EXERCISE BRIEF:
Pull every line containing "name" out of the material below.

DATA FOR THIS TASK:
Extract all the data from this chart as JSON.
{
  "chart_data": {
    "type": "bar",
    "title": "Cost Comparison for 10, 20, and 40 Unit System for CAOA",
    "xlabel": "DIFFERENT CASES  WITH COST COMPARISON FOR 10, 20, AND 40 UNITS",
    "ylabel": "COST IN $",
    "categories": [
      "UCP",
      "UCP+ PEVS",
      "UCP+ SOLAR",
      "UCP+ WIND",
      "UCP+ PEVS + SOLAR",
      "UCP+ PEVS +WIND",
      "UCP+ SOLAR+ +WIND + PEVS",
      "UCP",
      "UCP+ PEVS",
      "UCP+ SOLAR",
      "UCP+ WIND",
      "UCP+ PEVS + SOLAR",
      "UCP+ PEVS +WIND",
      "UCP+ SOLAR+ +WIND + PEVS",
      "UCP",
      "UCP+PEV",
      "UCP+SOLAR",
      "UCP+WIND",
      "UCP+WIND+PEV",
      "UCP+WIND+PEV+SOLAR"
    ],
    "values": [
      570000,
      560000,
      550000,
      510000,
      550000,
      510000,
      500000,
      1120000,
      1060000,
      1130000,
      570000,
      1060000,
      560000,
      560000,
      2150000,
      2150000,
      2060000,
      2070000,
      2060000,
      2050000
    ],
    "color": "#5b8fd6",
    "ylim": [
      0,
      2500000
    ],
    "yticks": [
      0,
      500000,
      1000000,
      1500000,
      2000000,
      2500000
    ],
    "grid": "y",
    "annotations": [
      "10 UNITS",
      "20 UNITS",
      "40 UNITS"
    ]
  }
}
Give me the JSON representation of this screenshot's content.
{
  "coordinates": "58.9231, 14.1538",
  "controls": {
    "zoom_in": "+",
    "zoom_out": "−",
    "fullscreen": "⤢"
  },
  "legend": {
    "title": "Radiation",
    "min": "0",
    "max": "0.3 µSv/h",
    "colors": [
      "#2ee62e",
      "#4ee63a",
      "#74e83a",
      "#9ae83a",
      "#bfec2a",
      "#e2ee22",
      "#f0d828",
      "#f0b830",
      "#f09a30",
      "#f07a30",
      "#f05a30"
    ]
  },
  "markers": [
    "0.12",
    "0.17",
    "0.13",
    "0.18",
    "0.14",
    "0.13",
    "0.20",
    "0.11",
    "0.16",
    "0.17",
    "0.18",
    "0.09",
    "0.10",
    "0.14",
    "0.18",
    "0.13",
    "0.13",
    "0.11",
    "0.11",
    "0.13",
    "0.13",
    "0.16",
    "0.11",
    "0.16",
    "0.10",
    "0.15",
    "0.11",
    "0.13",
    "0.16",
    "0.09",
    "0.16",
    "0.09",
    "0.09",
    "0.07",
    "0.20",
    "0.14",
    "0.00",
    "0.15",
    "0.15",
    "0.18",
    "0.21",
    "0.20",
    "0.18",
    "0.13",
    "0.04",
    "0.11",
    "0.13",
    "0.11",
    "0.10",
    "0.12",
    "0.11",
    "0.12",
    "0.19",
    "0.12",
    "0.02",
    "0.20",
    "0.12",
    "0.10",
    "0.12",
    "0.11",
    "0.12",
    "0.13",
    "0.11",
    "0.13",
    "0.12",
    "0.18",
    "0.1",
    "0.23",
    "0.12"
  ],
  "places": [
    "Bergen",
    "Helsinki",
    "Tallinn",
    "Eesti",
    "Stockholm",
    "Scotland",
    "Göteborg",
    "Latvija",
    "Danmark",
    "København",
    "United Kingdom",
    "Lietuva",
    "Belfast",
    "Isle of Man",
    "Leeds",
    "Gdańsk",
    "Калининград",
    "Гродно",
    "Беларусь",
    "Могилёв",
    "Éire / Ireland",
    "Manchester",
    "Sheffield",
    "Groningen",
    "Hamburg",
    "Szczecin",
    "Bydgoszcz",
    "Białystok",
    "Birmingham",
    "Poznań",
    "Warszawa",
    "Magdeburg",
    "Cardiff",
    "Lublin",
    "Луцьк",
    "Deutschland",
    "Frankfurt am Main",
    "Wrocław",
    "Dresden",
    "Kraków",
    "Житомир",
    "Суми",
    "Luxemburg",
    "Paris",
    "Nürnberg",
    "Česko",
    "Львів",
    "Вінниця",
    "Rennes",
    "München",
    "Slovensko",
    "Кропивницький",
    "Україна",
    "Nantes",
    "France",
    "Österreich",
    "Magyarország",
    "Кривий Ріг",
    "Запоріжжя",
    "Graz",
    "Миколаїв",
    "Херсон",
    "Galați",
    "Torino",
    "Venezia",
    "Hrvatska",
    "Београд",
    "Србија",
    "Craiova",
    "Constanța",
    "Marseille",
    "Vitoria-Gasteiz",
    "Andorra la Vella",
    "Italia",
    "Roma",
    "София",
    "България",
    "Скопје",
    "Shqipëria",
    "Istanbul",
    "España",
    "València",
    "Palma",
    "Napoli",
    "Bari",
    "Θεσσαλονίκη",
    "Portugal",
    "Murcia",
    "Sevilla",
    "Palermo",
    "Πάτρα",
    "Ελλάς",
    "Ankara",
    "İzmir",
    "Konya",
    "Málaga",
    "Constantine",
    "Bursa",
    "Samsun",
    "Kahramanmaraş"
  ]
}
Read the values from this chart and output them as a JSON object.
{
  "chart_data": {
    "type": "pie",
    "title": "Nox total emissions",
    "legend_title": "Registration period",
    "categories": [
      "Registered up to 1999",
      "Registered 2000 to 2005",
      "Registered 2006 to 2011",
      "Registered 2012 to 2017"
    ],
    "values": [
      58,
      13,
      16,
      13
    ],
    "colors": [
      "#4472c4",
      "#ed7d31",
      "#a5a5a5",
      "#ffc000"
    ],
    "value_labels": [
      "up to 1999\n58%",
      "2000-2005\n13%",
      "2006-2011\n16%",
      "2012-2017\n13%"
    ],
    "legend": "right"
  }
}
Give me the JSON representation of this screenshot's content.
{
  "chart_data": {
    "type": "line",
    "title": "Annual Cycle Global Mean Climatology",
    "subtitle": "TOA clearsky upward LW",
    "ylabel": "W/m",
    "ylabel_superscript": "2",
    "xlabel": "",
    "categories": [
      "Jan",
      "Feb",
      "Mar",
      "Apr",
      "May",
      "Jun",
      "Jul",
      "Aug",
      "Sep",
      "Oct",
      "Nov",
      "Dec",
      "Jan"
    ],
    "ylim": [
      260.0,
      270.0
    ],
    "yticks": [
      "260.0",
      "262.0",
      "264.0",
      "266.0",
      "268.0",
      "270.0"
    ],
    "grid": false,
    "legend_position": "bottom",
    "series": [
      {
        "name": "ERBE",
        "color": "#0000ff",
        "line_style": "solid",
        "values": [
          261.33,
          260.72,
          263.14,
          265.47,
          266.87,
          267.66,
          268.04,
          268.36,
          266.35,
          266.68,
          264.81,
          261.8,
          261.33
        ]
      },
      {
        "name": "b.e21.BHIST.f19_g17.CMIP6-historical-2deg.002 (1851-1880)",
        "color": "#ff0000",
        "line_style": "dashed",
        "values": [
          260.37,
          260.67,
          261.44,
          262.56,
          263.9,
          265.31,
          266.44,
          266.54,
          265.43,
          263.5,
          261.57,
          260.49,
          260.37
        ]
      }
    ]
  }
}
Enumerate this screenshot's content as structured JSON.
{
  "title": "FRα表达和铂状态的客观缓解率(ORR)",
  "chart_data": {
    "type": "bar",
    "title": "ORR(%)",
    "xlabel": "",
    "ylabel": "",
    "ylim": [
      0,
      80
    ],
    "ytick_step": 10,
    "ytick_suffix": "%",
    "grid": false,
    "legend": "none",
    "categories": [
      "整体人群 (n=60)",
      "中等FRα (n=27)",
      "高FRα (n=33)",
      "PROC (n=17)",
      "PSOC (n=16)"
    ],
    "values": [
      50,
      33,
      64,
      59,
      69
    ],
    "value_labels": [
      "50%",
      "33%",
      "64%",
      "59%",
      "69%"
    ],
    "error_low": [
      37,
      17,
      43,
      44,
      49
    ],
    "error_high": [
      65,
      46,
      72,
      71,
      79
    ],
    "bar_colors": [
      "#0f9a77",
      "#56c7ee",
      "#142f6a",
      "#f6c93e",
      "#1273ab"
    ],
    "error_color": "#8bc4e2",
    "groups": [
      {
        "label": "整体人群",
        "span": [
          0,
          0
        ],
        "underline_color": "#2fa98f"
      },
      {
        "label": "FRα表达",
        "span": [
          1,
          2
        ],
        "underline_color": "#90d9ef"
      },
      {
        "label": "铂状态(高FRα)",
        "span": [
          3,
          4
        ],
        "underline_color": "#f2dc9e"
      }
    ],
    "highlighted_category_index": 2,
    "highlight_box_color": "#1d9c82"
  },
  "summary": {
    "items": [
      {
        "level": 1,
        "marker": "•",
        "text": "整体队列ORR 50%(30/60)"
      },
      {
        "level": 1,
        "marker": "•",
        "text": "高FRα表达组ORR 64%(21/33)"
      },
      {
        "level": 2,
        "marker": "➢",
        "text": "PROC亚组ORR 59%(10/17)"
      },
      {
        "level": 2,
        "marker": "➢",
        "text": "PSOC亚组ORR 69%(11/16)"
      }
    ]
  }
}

SOLUTION FOR THIS EXERCISE:
        "name": "ERBE",
        "name": "b.e21.BHIST.f19_g17.CMIP6-historical-2deg.002 (1851-1880)",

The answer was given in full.